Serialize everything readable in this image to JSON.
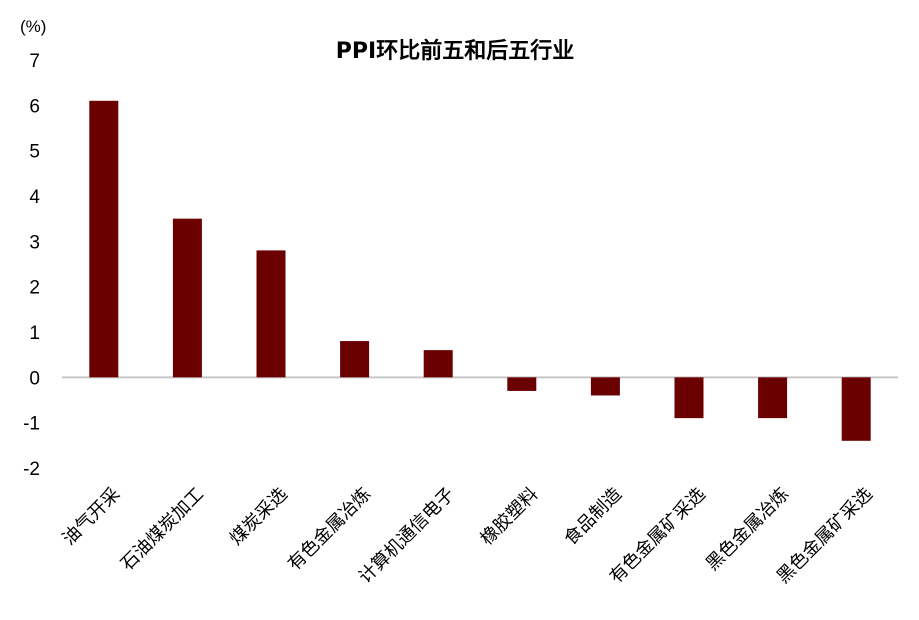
{
  "chart_data": {
    "type": "bar",
    "title": "PPI环比前五和后五行业",
    "ylabel": "(%)",
    "xlabel": "",
    "ylim": [
      -2,
      7
    ],
    "yticks": [
      -2,
      -1,
      0,
      1,
      2,
      3,
      4,
      5,
      6,
      7
    ],
    "grid": false,
    "legend": "none",
    "bar_color": "#6B0000",
    "zero_line_color": "#C8C8C8",
    "categories": [
      "油气开采",
      "石油煤炭加工",
      "煤炭采选",
      "有色金属冶炼",
      "计算机通信电子",
      "橡胶塑料",
      "食品制造",
      "有色金属矿采选",
      "黑色金属冶炼",
      "黑色金属矿采选"
    ],
    "values": [
      6.1,
      3.5,
      2.8,
      0.8,
      0.6,
      -0.3,
      -0.4,
      -0.9,
      -0.9,
      -1.4
    ]
  }
}
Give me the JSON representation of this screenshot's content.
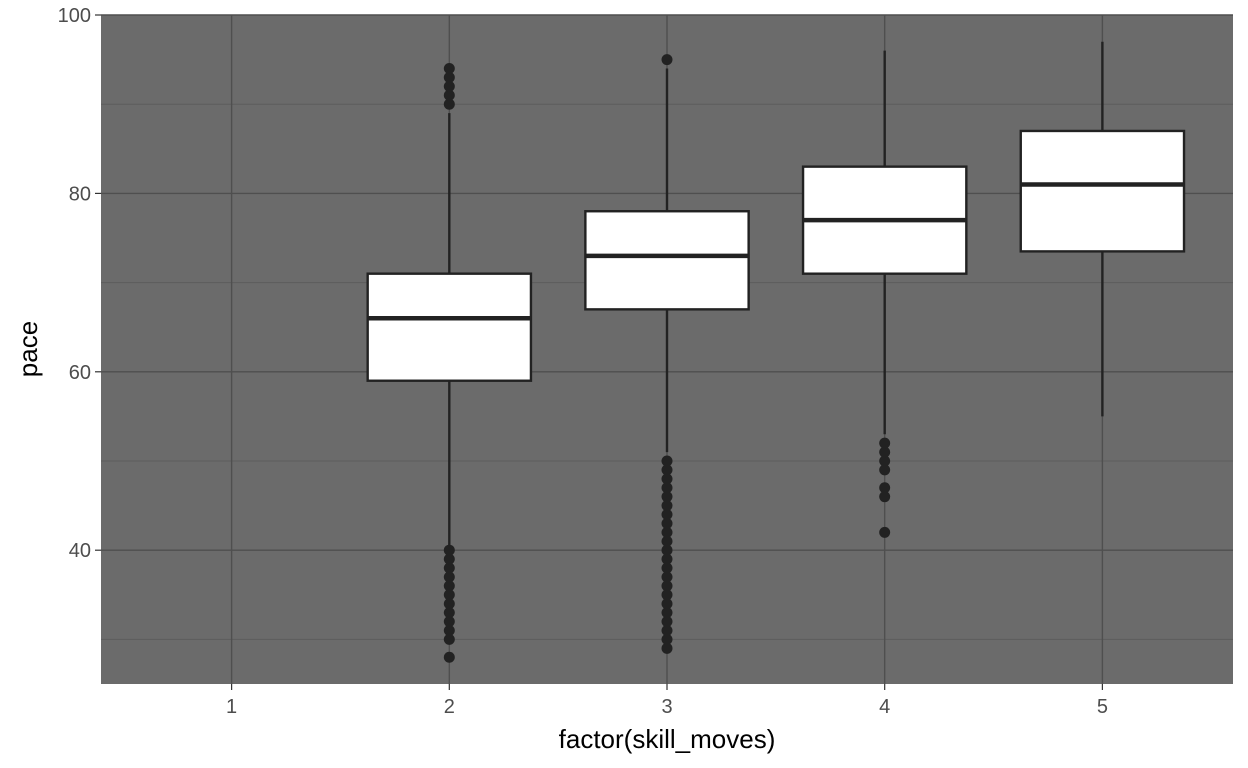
{
  "chart_data": {
    "type": "boxplot",
    "xlabel": "factor(skill_moves)",
    "ylabel": "pace",
    "categories": [
      "1",
      "2",
      "3",
      "4",
      "5"
    ],
    "ylim": [
      25,
      100
    ],
    "y_ticks": [
      40,
      60,
      80,
      100
    ],
    "grid": true,
    "panel_color": "#6b6b6b",
    "box_fill": "#ffffff",
    "line_color": "#222222",
    "boxes": [
      {
        "category": "2",
        "whisker_low": 40,
        "q1": 59,
        "median": 66,
        "q3": 71,
        "whisker_high": 89,
        "outliers": [
          28,
          30,
          31,
          32,
          33,
          34,
          35,
          36,
          37,
          38,
          39,
          40,
          90,
          91,
          92,
          93,
          94
        ]
      },
      {
        "category": "3",
        "whisker_low": 51,
        "q1": 67,
        "median": 73,
        "q3": 78,
        "whisker_high": 94,
        "outliers": [
          29,
          30,
          31,
          32,
          33,
          34,
          35,
          36,
          37,
          38,
          39,
          40,
          41,
          42,
          43,
          44,
          45,
          46,
          47,
          48,
          49,
          50,
          95
        ]
      },
      {
        "category": "4",
        "whisker_low": 53,
        "q1": 71,
        "median": 77,
        "q3": 83,
        "whisker_high": 96,
        "outliers": [
          42,
          46,
          47,
          49,
          50,
          51,
          52
        ]
      },
      {
        "category": "5",
        "whisker_low": 55,
        "q1": 73.5,
        "median": 81,
        "q3": 87,
        "whisker_high": 97,
        "outliers": []
      }
    ]
  }
}
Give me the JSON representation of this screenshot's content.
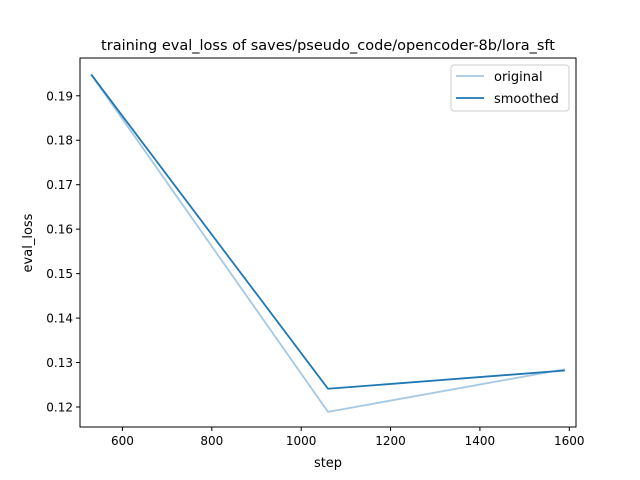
{
  "chart_data": {
    "type": "line",
    "title": "training eval_loss of saves/pseudo_code/opencoder-8b/lora_sft",
    "xlabel": "step",
    "ylabel": "eval_loss",
    "xlim": [
      505,
      1615
    ],
    "ylim": [
      0.1155,
      0.1985
    ],
    "xticks": [
      600,
      800,
      1000,
      1200,
      1400,
      1600
    ],
    "yticks": [
      0.12,
      0.13,
      0.14,
      0.15,
      0.16,
      0.17,
      0.18,
      0.19
    ],
    "xtick_labels": [
      "600",
      "800",
      "1000",
      "1200",
      "1400",
      "1600"
    ],
    "ytick_labels": [
      "0.12",
      "0.13",
      "0.14",
      "0.15",
      "0.16",
      "0.17",
      "0.18",
      "0.19"
    ],
    "grid": false,
    "legend_position": "top-right",
    "series": [
      {
        "name": "original",
        "color": "#a6c8e2",
        "x": [
          530,
          1060,
          1590
        ],
        "y": [
          0.1948,
          0.1189,
          0.1285
        ]
      },
      {
        "name": "smoothed",
        "color": "#1f77b4",
        "x": [
          530,
          1060,
          1590
        ],
        "y": [
          0.1948,
          0.1241,
          0.1282
        ]
      }
    ]
  }
}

********************

GOAL: Collect from the data above every line that includes "xlabel".

FINISHED ANSWER:
    "xlabel": "",
    "xlabel": "factor(skill_moves)",
    "xlabel": "step",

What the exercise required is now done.